However, because HTree is a GADT, we must use standalone deriving for the usual instances above.

deriving instance Show a => Show (HTree h a)
deriving instance Eq a => Eq (HTree h a)
deriving instance Ord a => Ord (HTree h a)
deriving instance Functor (HTree h)
deriving instance Foldable (HTree h)
deriving instance Traversable (HTree h)

These derived instances look the same as the derived instances for Tree. And, like the nested datatype, they require polymorphic recursion. For example, if we add scoped type variables to the definition of fmap for this type, we can see that the recursive call uses the height k instead of h. (The type variable k must be bound in the patter for DNode. When it is introduced we also know that it is equal to S h.) What this means is that we need to add annotations on recursive functions that use the type HTree in order to get them to type check. (Again, we don’t need to bind the scoped type variables and provide the explicit type applications, the top-level type annotation provides enough information for GHC to figure it out.)

dtmap :: forall h a b. (a -> b) -> (HTree h a -> HTree h b)
dtmap f (DLeaf x) = DLeaf (f x)
dtmap f (DNode (z :: Two (HTree k a)))
   = DNode (fmap (dtmap @k @a @b f) z)

But, there is a cost to the GADT-based approach. The derived implementations of Eq and Ord don’t type check for DTree!

deriving instance Show a => Show (DTree a)

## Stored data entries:
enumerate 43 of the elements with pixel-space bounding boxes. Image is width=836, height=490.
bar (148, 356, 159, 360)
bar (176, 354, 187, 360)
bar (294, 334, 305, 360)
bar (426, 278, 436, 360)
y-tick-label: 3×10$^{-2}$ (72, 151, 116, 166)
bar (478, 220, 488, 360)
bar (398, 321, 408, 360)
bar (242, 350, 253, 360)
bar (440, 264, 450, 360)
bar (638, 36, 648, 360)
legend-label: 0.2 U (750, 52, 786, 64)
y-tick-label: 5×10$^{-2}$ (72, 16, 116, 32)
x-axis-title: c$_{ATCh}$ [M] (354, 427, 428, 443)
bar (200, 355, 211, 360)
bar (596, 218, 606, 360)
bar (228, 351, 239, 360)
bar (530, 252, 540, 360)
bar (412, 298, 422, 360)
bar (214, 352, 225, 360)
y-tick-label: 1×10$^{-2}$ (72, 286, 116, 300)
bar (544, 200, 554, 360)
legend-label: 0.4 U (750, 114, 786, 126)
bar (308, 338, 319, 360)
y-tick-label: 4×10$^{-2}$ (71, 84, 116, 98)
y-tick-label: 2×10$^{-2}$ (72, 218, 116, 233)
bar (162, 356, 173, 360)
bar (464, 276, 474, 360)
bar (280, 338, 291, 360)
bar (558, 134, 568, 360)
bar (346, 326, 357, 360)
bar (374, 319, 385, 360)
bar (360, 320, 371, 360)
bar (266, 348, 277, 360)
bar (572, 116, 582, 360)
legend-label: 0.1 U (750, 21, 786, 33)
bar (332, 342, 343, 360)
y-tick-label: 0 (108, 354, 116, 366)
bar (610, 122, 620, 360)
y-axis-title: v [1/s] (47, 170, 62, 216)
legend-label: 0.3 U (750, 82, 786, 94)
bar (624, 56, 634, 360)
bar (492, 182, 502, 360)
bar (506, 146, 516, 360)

## TASK LIST:
(1) Do the following statements agree with the text on HTree instances? Answer yes or no for each and quote the deciding words of the text. (a) Standalone deriving is required for the usual instances because HTree is a GADT. (b) In the definition of fmap, the recursive call uses the height h instead of k. (c) The derived implementations of Eq and Ord type check for DTree.
(2) Resume the text on HTree instances, picking up after its last line.

## ANSWERS FOR THIS EXERCISE:
(1)
(a) Yes: "because HTree is a GADT, we must use standalone deriving for the usual instances above."
(b) No: "the recursive call uses the height k instead of h."
(c) No: "The derived implementations of Eq and Ord don’t type check for DTree!"

(2)
-- deriving instance Eq a => Eq (DTree a)   -- doesn't type check
-- deriving instance Ord a => Ord (DTree a) -- doesn't type check
deriving instance Functor DTree
deriving instance Foldable DTree
deriving instance Traversable DTree

We can see why by looking at the error message for this attempt:

-- treeEq :: Eq a => DTree a -> DTree a -> Bool
-- treeEq (DTree (t1 :: HTree h1 a)) (DTree (t2 :: HTree h2 a)) = t1 == t2

If we try to define an equality function this way, the two HTrees have potentially different height indices, so we cannot use the derived equality function for HTrees. The expression t1 == t2 doesn’t type check because t1 and t2 have different heights.

There are two different ways that we can implement the equality operation for DTree. The first is to define a type class for heterogeneous equality. This type class allows us to compare arguments with different types. GHC doesn’t know how to automatically derive instances of this class, so we must provide them directly. However, the code that we write is the same as for the Eq class.

-- Heterogeneous equality type class
class Heq a b where
   heq :: a -> b -> Bool
instance Heq a b => Heq (Two a) (Two b) where
   heq (Two x y) (Two z w) = heq x z && heq y w
instance Eq a => Heq (HTree n a) (HTree m a) where
   heq (DLeaf x) (DLeaf y)   = x == y
   heq (DNode p1) (DNode p2) = heq p1 p2
   heq _ _ = False
instance Eq a => Eq (DTree a) where
   DTree t1 == DTree t2 = t1 `heq` t2

The second solution is to compare the heights of t1 and t2 and then only call the equality function if the two trees have the same height. To implement this version we need three components:

  1. A run time version of the (so far) compile-time only height. This GADT, called a singleton type, exactly reflects the structure of the Nat type above.7
data SNat n where
  SZ :: SNat Z
  SS :: SNat n -> SNat (S n)

The important property of this data structure is that if a value x has type SNat h then it is isomorphic to h (i.e. it is the unary representation of the same number.) It is common, when programming with indexed types in Haskell, to need such a singleton type. Compared to full-spectrum dependently-typed languages, like Agda or Idris, Haskell does not allow the same parameter to be computationally relevant (i.e. around at run time) and an index to a data structure. Thus, we need to set up this somewhat awkward mirroring. (The singletons library can help automate this.)

  1. A way to calculate the run time representation of the height of a height-indexed tree.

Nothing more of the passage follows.